PROBLEM DESCRIPTION | Where a line holds the string "true", return that line.

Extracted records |
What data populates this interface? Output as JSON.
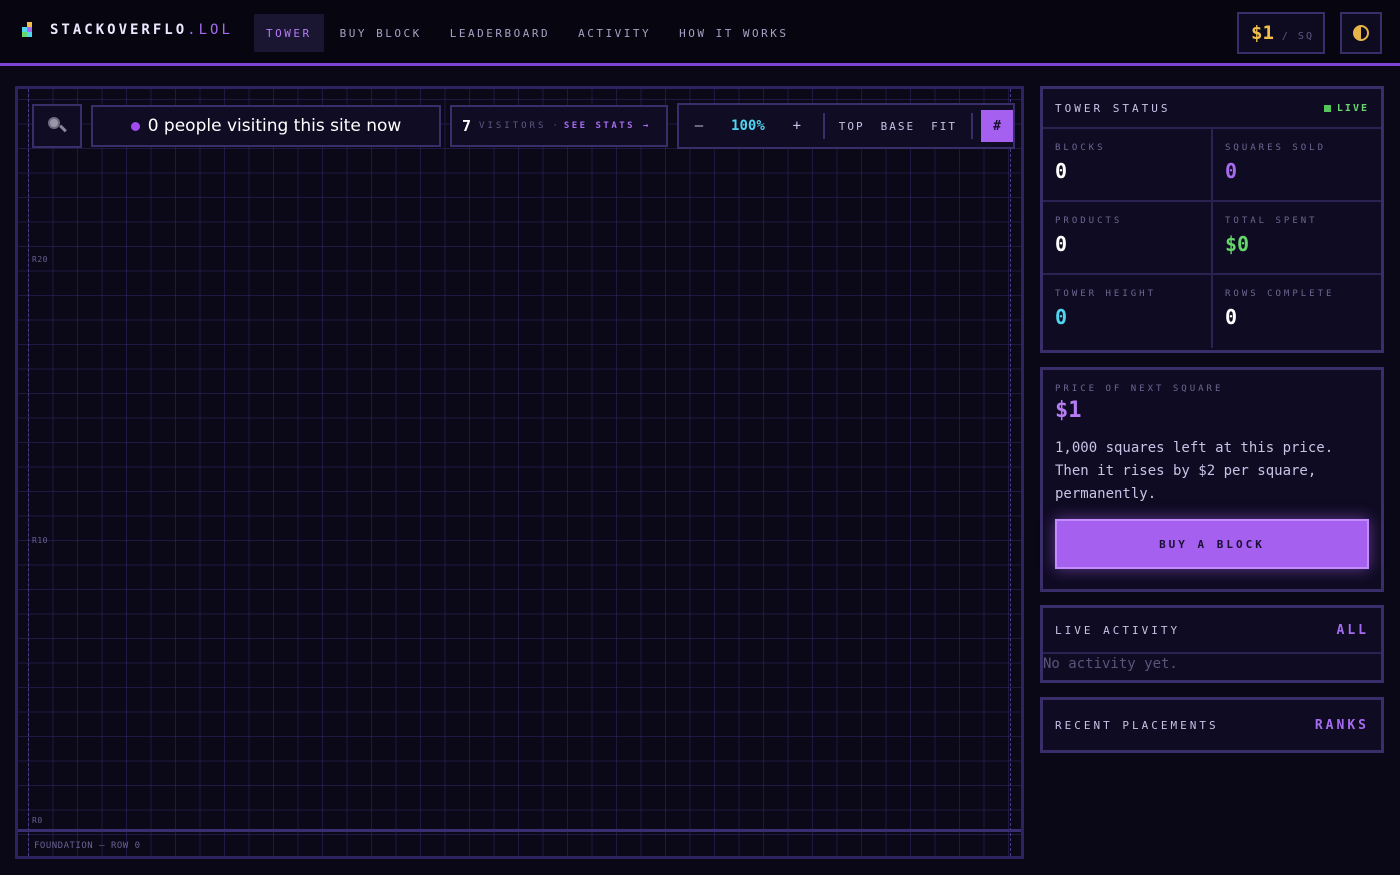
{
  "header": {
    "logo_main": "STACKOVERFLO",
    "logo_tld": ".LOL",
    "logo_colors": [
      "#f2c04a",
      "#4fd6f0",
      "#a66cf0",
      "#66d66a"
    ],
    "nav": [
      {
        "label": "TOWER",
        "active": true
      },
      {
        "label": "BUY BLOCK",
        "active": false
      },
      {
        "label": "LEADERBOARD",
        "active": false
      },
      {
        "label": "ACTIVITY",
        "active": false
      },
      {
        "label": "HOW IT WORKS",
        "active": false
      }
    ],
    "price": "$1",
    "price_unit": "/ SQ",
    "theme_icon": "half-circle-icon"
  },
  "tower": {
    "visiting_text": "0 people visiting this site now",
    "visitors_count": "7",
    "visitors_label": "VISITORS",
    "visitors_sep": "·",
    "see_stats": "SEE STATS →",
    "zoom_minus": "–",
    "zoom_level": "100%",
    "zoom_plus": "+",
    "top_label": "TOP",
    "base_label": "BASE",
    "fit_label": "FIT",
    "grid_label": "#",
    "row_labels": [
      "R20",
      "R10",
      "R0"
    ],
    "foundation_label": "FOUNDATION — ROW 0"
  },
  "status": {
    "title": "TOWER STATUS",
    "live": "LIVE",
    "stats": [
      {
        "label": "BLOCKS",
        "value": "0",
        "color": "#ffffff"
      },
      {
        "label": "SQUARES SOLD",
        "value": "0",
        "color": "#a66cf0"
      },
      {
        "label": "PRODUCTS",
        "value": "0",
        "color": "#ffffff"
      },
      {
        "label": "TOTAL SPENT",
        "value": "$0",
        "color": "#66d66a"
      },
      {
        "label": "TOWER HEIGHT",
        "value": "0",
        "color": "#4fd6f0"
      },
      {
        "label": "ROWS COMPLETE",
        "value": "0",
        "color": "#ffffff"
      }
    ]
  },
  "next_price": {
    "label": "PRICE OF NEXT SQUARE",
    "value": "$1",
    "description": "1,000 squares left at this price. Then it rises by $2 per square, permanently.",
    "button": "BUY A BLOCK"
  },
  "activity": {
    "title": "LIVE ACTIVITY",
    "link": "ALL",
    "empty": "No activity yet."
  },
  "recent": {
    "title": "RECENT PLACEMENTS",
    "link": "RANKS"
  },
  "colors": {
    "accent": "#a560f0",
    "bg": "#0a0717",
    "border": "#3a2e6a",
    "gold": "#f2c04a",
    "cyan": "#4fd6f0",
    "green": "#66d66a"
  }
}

---

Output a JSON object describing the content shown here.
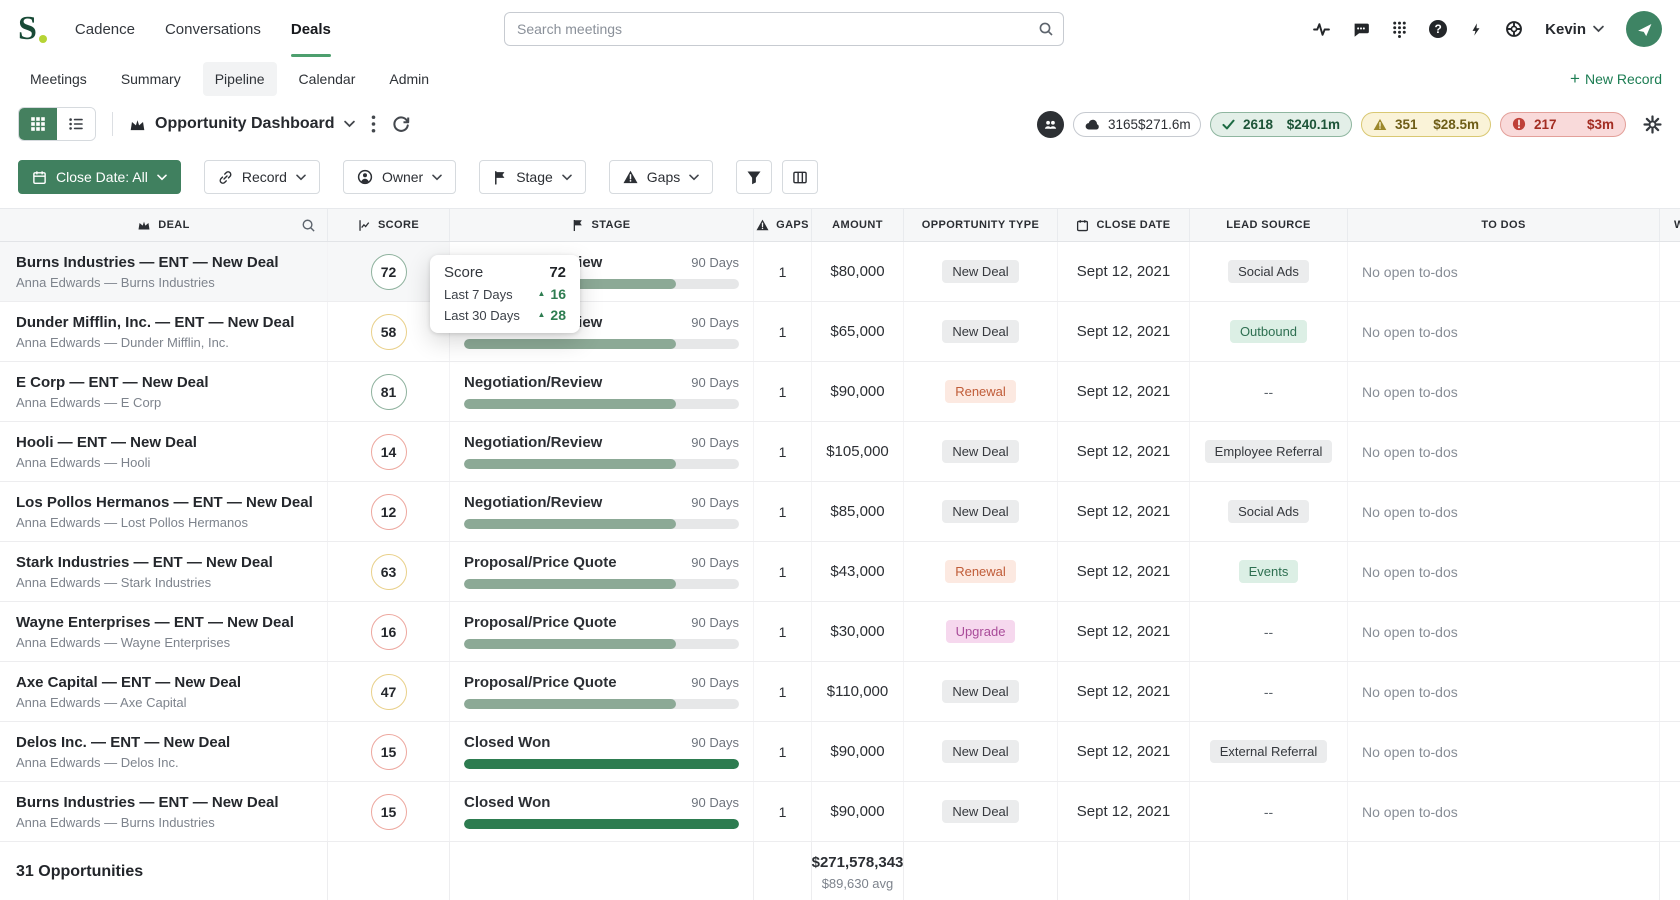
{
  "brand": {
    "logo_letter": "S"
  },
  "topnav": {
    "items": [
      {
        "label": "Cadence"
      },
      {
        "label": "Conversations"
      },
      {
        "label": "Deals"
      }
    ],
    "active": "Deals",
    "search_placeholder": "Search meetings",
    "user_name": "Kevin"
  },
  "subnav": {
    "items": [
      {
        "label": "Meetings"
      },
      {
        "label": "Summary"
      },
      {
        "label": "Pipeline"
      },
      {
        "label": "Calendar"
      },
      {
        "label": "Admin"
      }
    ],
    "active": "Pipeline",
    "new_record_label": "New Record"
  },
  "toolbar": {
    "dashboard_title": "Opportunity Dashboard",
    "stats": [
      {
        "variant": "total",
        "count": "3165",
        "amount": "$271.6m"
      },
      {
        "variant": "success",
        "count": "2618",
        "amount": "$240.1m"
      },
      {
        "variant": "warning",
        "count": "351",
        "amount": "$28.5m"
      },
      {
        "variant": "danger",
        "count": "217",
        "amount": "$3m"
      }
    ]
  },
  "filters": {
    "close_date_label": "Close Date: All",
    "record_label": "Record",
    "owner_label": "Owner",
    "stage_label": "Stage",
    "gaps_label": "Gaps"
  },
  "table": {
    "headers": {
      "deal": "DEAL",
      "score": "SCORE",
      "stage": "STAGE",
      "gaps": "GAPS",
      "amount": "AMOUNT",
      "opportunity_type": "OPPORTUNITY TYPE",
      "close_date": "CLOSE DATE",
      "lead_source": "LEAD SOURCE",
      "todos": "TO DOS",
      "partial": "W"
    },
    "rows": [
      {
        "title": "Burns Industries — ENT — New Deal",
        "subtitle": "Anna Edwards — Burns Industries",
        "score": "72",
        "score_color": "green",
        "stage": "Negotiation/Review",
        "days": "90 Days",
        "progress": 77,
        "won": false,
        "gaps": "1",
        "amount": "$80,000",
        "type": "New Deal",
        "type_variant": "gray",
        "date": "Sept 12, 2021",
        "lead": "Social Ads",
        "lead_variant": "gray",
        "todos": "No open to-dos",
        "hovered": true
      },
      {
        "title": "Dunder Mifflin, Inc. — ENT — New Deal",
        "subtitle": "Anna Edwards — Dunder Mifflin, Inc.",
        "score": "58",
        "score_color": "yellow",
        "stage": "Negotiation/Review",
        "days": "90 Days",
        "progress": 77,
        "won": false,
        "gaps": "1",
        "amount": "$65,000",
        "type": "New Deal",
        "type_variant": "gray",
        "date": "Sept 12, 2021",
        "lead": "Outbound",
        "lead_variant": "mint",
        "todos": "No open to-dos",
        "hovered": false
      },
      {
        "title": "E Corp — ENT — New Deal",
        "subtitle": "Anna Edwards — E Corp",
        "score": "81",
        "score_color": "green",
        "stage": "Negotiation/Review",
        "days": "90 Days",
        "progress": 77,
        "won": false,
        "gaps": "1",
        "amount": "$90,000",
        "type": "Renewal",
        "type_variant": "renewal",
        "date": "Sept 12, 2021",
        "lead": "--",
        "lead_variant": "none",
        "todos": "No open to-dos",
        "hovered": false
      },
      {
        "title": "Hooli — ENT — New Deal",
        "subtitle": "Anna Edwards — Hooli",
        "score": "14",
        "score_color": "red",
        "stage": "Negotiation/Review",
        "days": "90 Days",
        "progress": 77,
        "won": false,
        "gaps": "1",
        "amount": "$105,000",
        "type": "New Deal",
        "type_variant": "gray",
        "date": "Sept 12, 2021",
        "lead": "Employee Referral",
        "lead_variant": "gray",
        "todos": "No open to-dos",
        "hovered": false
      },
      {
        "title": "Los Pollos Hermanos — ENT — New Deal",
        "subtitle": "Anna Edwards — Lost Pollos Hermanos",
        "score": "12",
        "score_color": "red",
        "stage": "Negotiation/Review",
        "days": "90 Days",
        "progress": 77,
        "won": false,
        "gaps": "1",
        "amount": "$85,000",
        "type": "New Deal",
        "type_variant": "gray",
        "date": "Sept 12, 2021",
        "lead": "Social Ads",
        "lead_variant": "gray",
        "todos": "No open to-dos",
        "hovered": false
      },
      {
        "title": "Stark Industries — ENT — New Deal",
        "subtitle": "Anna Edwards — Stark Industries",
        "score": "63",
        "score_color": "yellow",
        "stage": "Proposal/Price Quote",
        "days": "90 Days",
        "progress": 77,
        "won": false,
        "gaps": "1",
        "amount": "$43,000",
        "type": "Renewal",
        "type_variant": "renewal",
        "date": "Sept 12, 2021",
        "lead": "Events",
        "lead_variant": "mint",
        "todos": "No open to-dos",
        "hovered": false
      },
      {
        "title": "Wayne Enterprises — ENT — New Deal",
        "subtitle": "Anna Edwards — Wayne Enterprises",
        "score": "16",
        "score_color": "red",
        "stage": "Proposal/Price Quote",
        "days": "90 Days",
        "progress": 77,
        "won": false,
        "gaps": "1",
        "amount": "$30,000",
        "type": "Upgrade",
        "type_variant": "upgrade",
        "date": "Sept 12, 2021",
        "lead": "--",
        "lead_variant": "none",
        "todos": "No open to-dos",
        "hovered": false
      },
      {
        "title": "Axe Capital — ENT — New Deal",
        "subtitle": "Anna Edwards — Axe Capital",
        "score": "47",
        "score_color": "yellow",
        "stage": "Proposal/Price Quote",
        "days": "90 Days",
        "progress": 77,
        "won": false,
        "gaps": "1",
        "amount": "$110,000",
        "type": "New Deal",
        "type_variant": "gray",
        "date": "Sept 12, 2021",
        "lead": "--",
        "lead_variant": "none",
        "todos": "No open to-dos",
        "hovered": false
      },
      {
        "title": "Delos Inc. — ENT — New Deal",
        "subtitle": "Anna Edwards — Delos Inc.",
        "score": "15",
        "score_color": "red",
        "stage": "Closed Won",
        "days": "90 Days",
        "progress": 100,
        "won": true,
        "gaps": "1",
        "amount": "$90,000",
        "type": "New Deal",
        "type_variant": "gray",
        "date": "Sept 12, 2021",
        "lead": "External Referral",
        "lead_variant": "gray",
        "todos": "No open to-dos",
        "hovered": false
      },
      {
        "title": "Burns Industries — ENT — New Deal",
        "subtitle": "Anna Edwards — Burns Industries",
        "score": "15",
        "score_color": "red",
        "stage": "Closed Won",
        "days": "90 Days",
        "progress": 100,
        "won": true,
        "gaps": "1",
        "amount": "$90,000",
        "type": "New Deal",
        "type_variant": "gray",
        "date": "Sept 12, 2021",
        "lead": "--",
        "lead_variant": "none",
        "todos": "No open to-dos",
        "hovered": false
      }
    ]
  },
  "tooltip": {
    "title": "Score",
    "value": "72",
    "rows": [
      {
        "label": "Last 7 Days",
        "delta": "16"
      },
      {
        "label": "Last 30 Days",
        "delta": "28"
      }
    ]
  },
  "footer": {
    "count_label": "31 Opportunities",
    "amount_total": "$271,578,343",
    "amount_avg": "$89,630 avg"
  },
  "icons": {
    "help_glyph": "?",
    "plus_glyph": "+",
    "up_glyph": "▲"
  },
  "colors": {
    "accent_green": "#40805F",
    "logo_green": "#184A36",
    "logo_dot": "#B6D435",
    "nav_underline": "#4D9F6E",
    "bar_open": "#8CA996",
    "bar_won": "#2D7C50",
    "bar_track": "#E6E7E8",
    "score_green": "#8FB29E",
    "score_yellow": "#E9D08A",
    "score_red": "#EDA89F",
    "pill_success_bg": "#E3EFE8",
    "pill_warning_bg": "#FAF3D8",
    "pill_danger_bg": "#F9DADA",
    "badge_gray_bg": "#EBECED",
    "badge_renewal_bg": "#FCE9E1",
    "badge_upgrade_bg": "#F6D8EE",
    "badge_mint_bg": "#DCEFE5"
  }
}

RESPONSE TO THIS EXERCISE |
        "active": true
        "hovered": true
        "won": true,
        "won": true,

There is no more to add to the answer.